Rewrite each line of the data below as a row in a Markdown table with the columns Row and Line. Number the rows in order and skip any blank lines.

-------- The input --------

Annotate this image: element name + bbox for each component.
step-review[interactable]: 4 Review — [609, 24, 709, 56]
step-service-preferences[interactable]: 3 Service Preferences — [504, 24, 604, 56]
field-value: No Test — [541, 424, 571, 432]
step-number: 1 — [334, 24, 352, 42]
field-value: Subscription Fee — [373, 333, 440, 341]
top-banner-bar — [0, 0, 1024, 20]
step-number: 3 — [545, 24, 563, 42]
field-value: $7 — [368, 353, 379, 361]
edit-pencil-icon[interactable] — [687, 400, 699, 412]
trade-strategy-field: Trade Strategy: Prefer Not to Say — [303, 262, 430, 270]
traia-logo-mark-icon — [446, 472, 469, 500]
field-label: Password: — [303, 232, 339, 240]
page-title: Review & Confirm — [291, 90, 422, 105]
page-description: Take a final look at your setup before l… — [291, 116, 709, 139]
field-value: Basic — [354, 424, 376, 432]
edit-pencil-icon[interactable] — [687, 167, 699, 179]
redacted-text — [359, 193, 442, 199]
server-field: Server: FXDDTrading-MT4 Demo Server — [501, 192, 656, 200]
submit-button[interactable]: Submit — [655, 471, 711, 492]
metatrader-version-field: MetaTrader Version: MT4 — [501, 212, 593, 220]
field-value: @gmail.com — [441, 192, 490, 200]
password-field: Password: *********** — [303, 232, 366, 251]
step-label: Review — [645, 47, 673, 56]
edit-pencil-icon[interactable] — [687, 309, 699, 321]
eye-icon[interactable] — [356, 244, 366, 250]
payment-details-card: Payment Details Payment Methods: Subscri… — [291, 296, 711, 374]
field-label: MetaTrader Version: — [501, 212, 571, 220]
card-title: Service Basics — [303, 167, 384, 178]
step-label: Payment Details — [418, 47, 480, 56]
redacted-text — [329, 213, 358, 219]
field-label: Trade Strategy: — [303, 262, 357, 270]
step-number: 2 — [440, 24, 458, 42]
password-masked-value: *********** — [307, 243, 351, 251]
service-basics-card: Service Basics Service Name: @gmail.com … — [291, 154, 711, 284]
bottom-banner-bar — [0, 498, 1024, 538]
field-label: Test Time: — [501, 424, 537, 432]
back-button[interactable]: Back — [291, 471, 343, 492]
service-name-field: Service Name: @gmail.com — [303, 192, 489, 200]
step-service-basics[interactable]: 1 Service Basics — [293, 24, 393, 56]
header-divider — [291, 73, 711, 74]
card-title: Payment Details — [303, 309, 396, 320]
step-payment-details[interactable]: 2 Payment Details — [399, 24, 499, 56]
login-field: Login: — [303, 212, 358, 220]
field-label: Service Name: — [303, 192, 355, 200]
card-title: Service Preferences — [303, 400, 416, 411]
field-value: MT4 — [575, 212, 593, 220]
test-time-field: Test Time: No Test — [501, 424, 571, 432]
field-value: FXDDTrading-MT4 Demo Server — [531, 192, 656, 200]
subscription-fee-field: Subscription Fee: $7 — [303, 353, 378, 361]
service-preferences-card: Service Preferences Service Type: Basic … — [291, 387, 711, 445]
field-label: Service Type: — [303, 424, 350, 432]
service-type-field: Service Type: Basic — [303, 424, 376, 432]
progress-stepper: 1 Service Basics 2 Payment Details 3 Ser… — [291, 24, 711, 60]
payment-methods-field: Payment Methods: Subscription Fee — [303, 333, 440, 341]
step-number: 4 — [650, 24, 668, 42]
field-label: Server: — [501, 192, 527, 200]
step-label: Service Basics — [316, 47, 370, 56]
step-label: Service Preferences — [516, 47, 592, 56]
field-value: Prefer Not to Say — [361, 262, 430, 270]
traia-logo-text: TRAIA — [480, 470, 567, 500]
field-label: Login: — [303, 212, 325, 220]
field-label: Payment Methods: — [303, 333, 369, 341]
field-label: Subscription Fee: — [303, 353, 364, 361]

--------

Answer to the task
| Row | Line |
|---|---|
| 1 | Annotate this image: element name + bbox for each component. |
| 2 | step-review[interactable]: 4 Review — [609, 24, 709, 56] |
| 3 | step-service-preferences[interactable]: 3 Service Preferences — [504, 24, 604, 56] |
| 4 | field-value: No Test — [541, 424, 571, 432] |
| 5 | step-number: 1 — [334, 24, 352, 42] |
| 6 | field-value: Subscription Fee — [373, 333, 440, 341] |
| 7 | top-banner-bar — [0, 0, 1024, 20] |
| 8 | step-number: 3 — [545, 24, 563, 42] |
| 9 | field-value: $7 — [368, 353, 379, 361] |
| 10 | edit-pencil-icon[interactable] — [687, 400, 699, 412] |
| 11 | trade-strategy-field: Trade Strategy: Prefer Not to Say — [303, 262, 430, 270] |
| 12 | traia-logo-mark-icon — [446, 472, 469, 500] |
| 13 | field-label: Password: — [303, 232, 339, 240] |
| 14 | page-title: Review & Confirm — [291, 90, 422, 105] |
| 15 | page-description: Take a final look at your setup before l… — [291, 116, 709, 139] |
| 16 | field-value: Basic — [354, 424, 376, 432] |
| 17 | edit-pencil-icon[interactable] — [687, 167, 699, 179] |
| 18 | redacted-text — [359, 193, 442, 199] |
| 19 | server-field: Server: FXDDTrading-MT4 Demo Server — [501, 192, 656, 200] |
| 20 | submit-button[interactable]: Submit — [655, 471, 711, 492] |
| 21 | metatrader-version-field: MetaTrader Version: MT4 — [501, 212, 593, 220] |
| 22 | field-value: @gmail.com — [441, 192, 490, 200] |
| 23 | password-field: Password: *********** — [303, 232, 366, 251] |
| 24 | step-label: Review — [645, 47, 673, 56] |
| 25 | edit-pencil-icon[interactable] — [687, 309, 699, 321] |
| 26 | eye-icon[interactable] — [356, 244, 366, 250] |
| 27 | payment-details-card: Payment Details Payment Methods: Subscri… — [291, 296, 711, 374] |
| 28 | field-label: MetaTrader Version: — [501, 212, 571, 220] |
| 29 | card-title: Service Basics — [303, 167, 384, 178] |
| 30 | step-label: Payment Details — [418, 47, 480, 56] |
| 31 | redacted-text — [329, 213, 358, 219] |
| 32 | field-label: Trade Strategy: — [303, 262, 357, 270] |
| 33 | step-number: 2 — [440, 24, 458, 42] |
| 34 | password-masked-value: *********** — [307, 243, 351, 251] |
| 35 | service-basics-card: Service Basics Service Name: @gmail.com … — [291, 154, 711, 284] |
| 36 | bottom-banner-bar — [0, 498, 1024, 538] |
| 37 | field-label: Test Time: — [501, 424, 537, 432] |
| 38 | back-button[interactable]: Back — [291, 471, 343, 492] |
| 39 | service-name-field: Service Name: @gmail.com — [303, 192, 489, 200] |
| 40 | step-service-basics[interactable]: 1 Service Basics — [293, 24, 393, 56] |
| 41 | header-divider — [291, 73, 711, 74] |
| 42 | card-title: Payment Details — [303, 309, 396, 320] |
| 43 | step-payment-details[interactable]: 2 Payment Details — [399, 24, 499, 56] |
| 44 | login-field: Login: — [303, 212, 358, 220] |
| 45 | field-label: Service Name: — [303, 192, 355, 200] |
| 46 | card-title: Service Preferences — [303, 400, 416, 411] |
| 47 | field-value: MT4 — [575, 212, 593, 220] |
| 48 | test-time-field: Test Time: No Test — [501, 424, 571, 432] |
| 49 | field-value: FXDDTrading-MT4 Demo Server — [531, 192, 656, 200] |
| 50 | subscription-fee-field: Subscription Fee: $7 — [303, 353, 378, 361] |
| 51 | service-preferences-card: Service Preferences Service Type: Basic … — [291, 387, 711, 445] |
| 52 | field-label: Service Type: — [303, 424, 350, 432] |
| 53 | service-type-field: Service Type: Basic — [303, 424, 376, 432] |
| 54 | progress-stepper: 1 Service Basics 2 Payment Details 3 Ser… — [291, 24, 711, 60] |
| 55 | payment-methods-field: Payment Methods: Subscription Fee — [303, 333, 440, 341] |
| 56 | step-number: 4 — [650, 24, 668, 42] |
| 57 | field-label: Server: — [501, 192, 527, 200] |
| 58 | step-label: Service Basics — [316, 47, 370, 56] |
| 59 | step-label: Service Preferences — [516, 47, 592, 56] |
| 60 | field-value: Prefer Not to Say — [361, 262, 430, 270] |
| 61 | traia-logo-text: TRAIA — [480, 470, 567, 500] |
| 62 | field-label: Login: — [303, 212, 325, 220] |
| 63 | field-label: Payment Methods: — [303, 333, 369, 341] |
| 64 | field-label: Subscription Fee: — [303, 353, 364, 361] |